Provided records:
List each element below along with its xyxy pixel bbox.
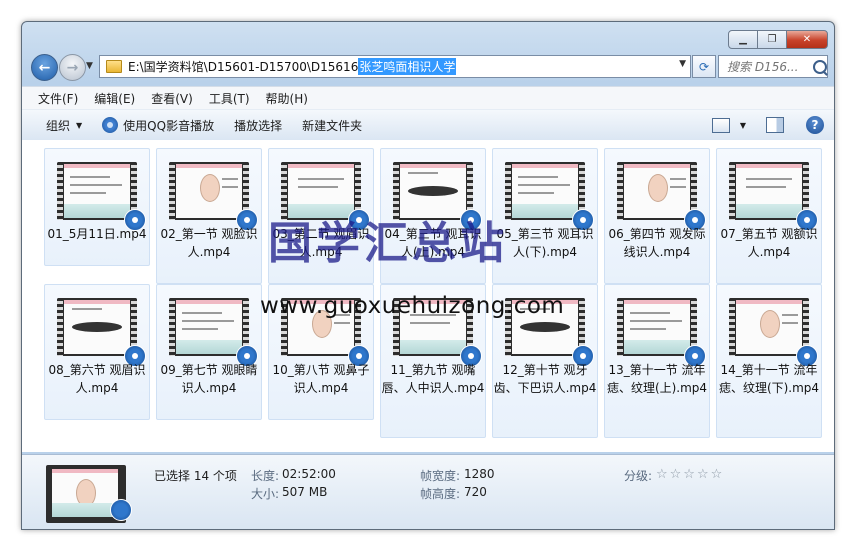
view-options-chevron-icon[interactable]: ▼ [740,121,746,130]
video-thumbnail [57,298,137,356]
watermark-text: 国学汇总站 [268,218,508,269]
menu-file[interactable]: 文件(F) [22,90,86,107]
file-name: 13_第十一节 流年痣、纹理(上).mp4 [606,363,708,395]
change-view-icon[interactable] [711,117,730,133]
file-item[interactable]: 14_第十一节 流年痣、纹理(下).mp4 [716,284,822,438]
file-name: 11_第九节 观嘴唇、人中识人.mp4 [381,363,485,395]
qq-player-icon [102,117,119,133]
refresh-button[interactable]: ⟳ [692,55,716,78]
address-bar[interactable]: E:\国学资料馆\D15601-D15700\D15616 张芝鸣面相识人学 ▼ [99,55,691,78]
chevron-down-icon: ▼ [76,120,83,130]
file-item[interactable]: 09_第七节 观眼睛识人.mp4 [156,284,262,420]
search-box[interactable] [718,55,828,78]
recent-pages-dropdown-icon[interactable]: ▼ [86,61,93,71]
view-controls: ▼ ? [711,116,824,134]
file-item[interactable]: 08_第六节 观眉识人.mp4 [44,284,150,420]
file-item[interactable]: 13_第十一节 流年痣、纹理(上).mp4 [604,284,710,438]
forward-button[interactable]: → [59,54,86,81]
file-item[interactable]: 06_第四节 观发际线识人.mp4 [604,148,710,284]
video-file-icon [110,499,132,521]
video-thumbnail [169,162,249,220]
details-pane: 已选择 14 个项 长度: 02:52:00 大小: 507 MB 帧宽度: 1… [22,454,834,529]
file-name: 01_5月11日.mp4 [47,227,147,241]
file-name: 02_第一节 观脸识人.mp4 [160,227,258,259]
file-name: 12_第十节 观牙齿、下巴识人.mp4 [493,363,597,395]
file-name: 10_第八节 观鼻子识人.mp4 [272,363,370,395]
minimize-button[interactable]: ▁ [728,30,758,49]
file-name: 05_第三节 观耳识人(下).mp4 [496,227,594,259]
video-thumbnail [57,162,137,220]
video-thumbnail [729,162,809,220]
file-item[interactable]: 01_5月11日.mp4 [44,148,150,266]
back-button[interactable]: ← [31,54,58,81]
menu-help[interactable]: 帮助(H) [258,90,316,107]
maximize-button[interactable]: ❐ [757,30,787,49]
video-thumbnail [617,162,697,220]
play-with-qq-label: 使用QQ影音播放 [123,118,215,133]
navigation-bar: ← → ▼ E:\国学资料馆\D15601-D15700\D15616 张芝鸣面… [28,52,828,82]
address-selected-text: 张芝鸣面相识人学 [358,58,457,75]
watermark-url: www.guoxuehuizong.com [260,293,565,319]
size-label: 大小: [251,487,280,501]
video-thumbnail [169,298,249,356]
menu-edit[interactable]: 编辑(E) [86,90,143,107]
menu-tools[interactable]: 工具(T) [201,90,258,107]
file-name: 08_第六节 观眉识人.mp4 [48,363,146,395]
address-dropdown-icon[interactable]: ▼ [679,59,686,69]
video-thumbnail [729,298,809,356]
rating-label: 分级: [624,469,653,483]
file-name: 07_第五节 观额识人.mp4 [720,227,818,259]
search-input[interactable] [725,58,811,75]
explorer-window: ▁ ❐ ✕ ← → ▼ E:\国学资料馆\D15601-D15700\D1561… [21,21,835,530]
selection-count: 已选择 14 个项 [154,469,237,483]
frame-height-value: 720 [464,485,487,499]
organize-button[interactable]: 组织 ▼ [22,117,92,134]
rating-stars-icon[interactable]: ☆☆☆☆☆ [656,467,724,482]
file-item[interactable]: 02_第一节 观脸识人.mp4 [156,148,262,284]
caption-buttons: ▁ ❐ ✕ [728,30,828,49]
file-name: 09_第七节 观眼睛识人.mp4 [160,363,258,395]
new-folder-button[interactable]: 新建文件夹 [292,117,372,134]
frame-width-value: 1280 [464,467,495,481]
play-with-qq-button[interactable]: 使用QQ影音播放 [92,117,224,134]
search-icon[interactable] [813,59,827,74]
length-value: 02:52:00 [282,467,336,481]
command-bar: 组织 ▼ 使用QQ影音播放 播放选择 新建文件夹 ▼ ? [22,109,834,141]
play-selection-button[interactable]: 播放选择 [224,117,292,134]
organize-label: 组织 [46,118,71,133]
close-button[interactable]: ✕ [786,30,828,49]
video-thumbnail [617,298,697,356]
video-thumbnail [505,162,585,220]
preview-pane-icon[interactable] [766,117,784,133]
folder-icon [106,60,122,73]
size-value: 507 MB [282,485,328,499]
menu-view[interactable]: 查看(V) [143,90,201,107]
frame-height-label: 帧高度: [420,487,461,501]
menu-bar: 文件(F) 编辑(E) 查看(V) 工具(T) 帮助(H) [22,86,834,109]
address-path: E:\国学资料馆\D15601-D15700\D15616 [128,60,359,74]
file-item[interactable]: 07_第五节 观额识人.mp4 [716,148,822,284]
help-icon[interactable]: ? [806,116,824,134]
frame-width-label: 帧宽度: [420,469,461,483]
file-name: 06_第四节 观发际线识人.mp4 [608,227,706,259]
title-bar: ▁ ❐ ✕ [22,22,834,50]
length-label: 长度: [251,469,280,483]
file-name: 14_第十一节 流年痣、纹理(下).mp4 [718,363,820,395]
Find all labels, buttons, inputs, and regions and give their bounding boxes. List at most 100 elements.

Work to be completed:
Collect every line of the data above that contains the string "国学资料馆".

Output:
address-bar[interactable]: E:\国学资料馆\D15601-D15700\D15616 张芝鸣面相识人学 ▼ [99,55,691,78]
navigation-bar: ← → ▼ E:\国学资料馆\D15601-D15700\D15616 张芝鸣面… [28,52,828,82]
explorer-window: ▁ ❐ ✕ ← → ▼ E:\国学资料馆\D15601-D15700\D1561… [21,21,835,530]
address-path: E:\国学资料馆\D15601-D15700\D15616 [128,60,359,74]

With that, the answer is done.